> TASK DETAILS
The line containing "Output the text content of this document." and every line after it, through the last, are to be extracted exactly; no other lines belong in the answer.

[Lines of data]
## BEGIN

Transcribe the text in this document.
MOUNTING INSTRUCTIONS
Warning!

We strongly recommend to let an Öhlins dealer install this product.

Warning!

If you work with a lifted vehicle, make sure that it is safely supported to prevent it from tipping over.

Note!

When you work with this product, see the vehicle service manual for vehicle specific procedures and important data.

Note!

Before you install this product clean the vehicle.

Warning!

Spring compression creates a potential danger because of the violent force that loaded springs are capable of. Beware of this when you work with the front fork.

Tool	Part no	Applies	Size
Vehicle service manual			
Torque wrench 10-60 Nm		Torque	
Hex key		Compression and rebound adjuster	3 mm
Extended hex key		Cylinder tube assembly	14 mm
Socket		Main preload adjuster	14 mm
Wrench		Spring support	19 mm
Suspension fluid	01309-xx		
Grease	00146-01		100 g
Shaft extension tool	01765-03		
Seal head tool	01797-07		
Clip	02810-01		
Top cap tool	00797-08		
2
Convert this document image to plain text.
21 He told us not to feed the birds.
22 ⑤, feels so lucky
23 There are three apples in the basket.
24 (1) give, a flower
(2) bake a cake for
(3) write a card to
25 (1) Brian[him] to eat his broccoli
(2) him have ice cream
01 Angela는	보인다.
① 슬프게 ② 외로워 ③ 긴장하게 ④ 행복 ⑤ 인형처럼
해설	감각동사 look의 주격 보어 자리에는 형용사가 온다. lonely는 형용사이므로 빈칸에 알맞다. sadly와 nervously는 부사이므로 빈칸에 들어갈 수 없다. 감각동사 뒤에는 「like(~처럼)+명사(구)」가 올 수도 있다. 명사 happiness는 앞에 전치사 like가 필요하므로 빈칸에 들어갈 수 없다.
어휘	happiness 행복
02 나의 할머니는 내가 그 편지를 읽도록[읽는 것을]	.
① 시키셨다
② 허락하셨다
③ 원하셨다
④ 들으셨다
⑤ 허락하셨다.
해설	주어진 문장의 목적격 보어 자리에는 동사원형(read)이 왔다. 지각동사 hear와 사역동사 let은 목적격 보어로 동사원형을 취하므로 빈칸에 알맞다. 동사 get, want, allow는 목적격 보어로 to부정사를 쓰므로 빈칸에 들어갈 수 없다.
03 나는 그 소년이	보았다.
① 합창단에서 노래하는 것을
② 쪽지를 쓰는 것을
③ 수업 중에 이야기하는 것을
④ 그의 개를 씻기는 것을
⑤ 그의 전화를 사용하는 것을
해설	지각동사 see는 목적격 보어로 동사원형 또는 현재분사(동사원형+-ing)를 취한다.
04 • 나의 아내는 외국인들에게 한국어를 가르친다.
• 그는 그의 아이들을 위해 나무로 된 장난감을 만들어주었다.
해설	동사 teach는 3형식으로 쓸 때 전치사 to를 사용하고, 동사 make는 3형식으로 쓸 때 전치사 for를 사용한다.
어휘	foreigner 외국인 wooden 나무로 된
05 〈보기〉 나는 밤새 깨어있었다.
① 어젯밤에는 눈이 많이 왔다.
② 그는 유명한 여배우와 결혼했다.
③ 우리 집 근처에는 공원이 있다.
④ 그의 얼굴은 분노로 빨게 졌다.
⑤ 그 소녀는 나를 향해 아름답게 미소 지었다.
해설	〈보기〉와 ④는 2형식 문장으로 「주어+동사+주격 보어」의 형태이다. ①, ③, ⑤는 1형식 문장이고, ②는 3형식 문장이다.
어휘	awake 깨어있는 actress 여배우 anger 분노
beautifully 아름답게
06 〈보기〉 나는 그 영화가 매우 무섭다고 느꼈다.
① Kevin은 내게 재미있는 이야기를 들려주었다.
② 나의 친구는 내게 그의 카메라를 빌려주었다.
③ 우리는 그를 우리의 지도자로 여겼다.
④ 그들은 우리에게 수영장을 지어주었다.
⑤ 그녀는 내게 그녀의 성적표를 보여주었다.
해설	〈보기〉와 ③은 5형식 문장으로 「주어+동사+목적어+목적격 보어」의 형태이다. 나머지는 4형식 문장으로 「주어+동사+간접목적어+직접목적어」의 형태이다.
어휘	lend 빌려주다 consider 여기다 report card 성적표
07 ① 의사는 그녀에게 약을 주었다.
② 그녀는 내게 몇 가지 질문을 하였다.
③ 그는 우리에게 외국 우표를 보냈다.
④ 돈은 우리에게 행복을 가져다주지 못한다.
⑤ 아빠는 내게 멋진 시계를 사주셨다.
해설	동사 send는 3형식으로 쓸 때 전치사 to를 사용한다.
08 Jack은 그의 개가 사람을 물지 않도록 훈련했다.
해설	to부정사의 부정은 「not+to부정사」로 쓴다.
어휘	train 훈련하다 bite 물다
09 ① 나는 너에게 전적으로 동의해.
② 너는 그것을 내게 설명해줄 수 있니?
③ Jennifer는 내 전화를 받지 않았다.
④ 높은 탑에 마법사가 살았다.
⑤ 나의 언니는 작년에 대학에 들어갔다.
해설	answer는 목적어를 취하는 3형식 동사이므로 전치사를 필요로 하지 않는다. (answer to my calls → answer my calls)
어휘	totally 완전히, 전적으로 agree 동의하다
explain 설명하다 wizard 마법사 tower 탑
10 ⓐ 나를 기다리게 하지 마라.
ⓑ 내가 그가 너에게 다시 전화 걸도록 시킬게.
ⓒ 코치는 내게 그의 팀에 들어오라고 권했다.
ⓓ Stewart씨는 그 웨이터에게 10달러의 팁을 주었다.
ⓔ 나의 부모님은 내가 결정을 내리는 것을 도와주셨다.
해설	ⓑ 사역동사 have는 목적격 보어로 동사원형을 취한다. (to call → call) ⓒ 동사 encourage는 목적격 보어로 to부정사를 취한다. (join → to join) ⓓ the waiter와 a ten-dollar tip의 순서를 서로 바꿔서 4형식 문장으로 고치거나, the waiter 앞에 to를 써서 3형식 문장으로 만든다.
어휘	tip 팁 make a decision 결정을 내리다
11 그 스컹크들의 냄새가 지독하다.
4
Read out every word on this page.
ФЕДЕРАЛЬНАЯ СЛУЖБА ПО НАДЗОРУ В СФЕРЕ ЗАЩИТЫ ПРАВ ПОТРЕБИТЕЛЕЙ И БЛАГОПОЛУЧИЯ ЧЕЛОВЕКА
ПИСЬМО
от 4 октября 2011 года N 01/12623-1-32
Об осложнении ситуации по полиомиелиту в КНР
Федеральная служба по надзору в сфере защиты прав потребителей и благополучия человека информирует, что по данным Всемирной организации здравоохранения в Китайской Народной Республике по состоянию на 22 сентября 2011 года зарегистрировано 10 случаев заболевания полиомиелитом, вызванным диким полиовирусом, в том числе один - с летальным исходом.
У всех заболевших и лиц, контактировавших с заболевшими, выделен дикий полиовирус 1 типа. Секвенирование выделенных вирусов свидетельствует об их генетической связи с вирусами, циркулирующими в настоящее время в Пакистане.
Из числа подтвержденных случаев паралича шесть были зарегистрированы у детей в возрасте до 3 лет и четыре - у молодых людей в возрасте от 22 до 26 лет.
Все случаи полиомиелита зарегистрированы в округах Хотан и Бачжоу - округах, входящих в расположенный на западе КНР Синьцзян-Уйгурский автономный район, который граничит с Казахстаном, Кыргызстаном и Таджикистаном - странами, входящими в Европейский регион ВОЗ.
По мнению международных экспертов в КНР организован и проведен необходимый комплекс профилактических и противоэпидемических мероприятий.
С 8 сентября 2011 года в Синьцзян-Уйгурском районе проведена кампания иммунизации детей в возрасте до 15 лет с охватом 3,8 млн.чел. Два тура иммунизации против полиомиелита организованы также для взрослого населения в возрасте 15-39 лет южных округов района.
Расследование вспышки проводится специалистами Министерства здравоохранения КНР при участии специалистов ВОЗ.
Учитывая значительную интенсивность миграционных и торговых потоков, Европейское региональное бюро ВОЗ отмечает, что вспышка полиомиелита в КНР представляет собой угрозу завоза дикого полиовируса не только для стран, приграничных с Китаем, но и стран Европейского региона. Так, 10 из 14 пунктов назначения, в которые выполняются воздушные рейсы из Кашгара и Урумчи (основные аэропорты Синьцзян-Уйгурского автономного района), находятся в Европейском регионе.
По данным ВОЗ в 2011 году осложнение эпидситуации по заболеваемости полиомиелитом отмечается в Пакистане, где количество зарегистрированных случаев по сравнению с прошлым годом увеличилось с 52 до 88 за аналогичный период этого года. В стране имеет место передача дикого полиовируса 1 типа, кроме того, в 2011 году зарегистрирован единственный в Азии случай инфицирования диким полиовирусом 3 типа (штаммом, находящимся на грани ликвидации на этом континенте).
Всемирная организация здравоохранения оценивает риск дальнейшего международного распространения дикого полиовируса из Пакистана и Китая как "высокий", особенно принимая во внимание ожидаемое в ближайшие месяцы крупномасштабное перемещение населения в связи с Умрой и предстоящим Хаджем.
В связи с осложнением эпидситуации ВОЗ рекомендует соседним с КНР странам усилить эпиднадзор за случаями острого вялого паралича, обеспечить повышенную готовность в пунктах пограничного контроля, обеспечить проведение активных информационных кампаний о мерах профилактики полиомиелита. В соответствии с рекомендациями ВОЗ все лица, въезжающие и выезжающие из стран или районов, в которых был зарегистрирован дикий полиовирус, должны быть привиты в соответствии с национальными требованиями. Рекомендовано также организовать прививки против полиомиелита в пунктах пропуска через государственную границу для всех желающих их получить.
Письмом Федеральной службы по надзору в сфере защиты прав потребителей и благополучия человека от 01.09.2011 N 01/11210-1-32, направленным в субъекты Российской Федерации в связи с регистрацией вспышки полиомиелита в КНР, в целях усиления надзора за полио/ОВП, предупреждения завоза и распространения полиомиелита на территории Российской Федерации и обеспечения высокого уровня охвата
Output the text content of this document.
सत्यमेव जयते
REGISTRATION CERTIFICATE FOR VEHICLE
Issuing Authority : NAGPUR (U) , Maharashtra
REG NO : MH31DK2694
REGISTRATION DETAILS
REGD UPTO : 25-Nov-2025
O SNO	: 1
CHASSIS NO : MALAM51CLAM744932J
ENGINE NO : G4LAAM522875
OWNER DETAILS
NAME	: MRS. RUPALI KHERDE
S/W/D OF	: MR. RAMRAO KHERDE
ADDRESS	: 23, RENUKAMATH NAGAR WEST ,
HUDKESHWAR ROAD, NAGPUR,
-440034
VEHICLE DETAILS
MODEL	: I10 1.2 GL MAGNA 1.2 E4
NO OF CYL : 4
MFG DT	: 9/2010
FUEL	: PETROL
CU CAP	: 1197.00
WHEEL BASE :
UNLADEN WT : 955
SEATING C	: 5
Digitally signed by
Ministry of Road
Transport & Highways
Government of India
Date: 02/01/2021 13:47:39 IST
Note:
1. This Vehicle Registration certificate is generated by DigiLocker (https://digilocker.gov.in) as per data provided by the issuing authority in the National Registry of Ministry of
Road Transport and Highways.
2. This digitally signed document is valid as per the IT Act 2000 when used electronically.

## END

> COMPLETE ANSWER
Output the text content of this document.
सत्यमेव जयते
REGISTRATION CERTIFICATE FOR VEHICLE
Issuing Authority : NAGPUR (U) , Maharashtra
REG NO : MH31DK2694
REGISTRATION DETAILS
REGD UPTO : 25-Nov-2025
O SNO	: 1
CHASSIS NO : MALAM51CLAM744932J
ENGINE NO : G4LAAM522875
OWNER DETAILS
NAME	: MRS. RUPALI KHERDE
S/W/D OF	: MR. RAMRAO KHERDE
ADDRESS	: 23, RENUKAMATH NAGAR WEST ,
HUDKESHWAR ROAD, NAGPUR,
-440034
VEHICLE DETAILS
MODEL	: I10 1.2 GL MAGNA 1.2 E4
NO OF CYL : 4
MFG DT	: 9/2010
FUEL	: PETROL
CU CAP	: 1197.00
WHEEL BASE :
UNLADEN WT : 955
SEATING C	: 5
Digitally signed by
Ministry of Road
Transport & Highways
Government of India
Date: 02/01/2021 13:47:39 IST
Note:
1. This Vehicle Registration certificate is generated by DigiLocker (https://digilocker.gov.in) as per data provided by the issuing authority in the National Registry of Ministry of
Road Transport and Highways.
2. This digitally signed document is valid as per the IT Act 2000 when used electronically.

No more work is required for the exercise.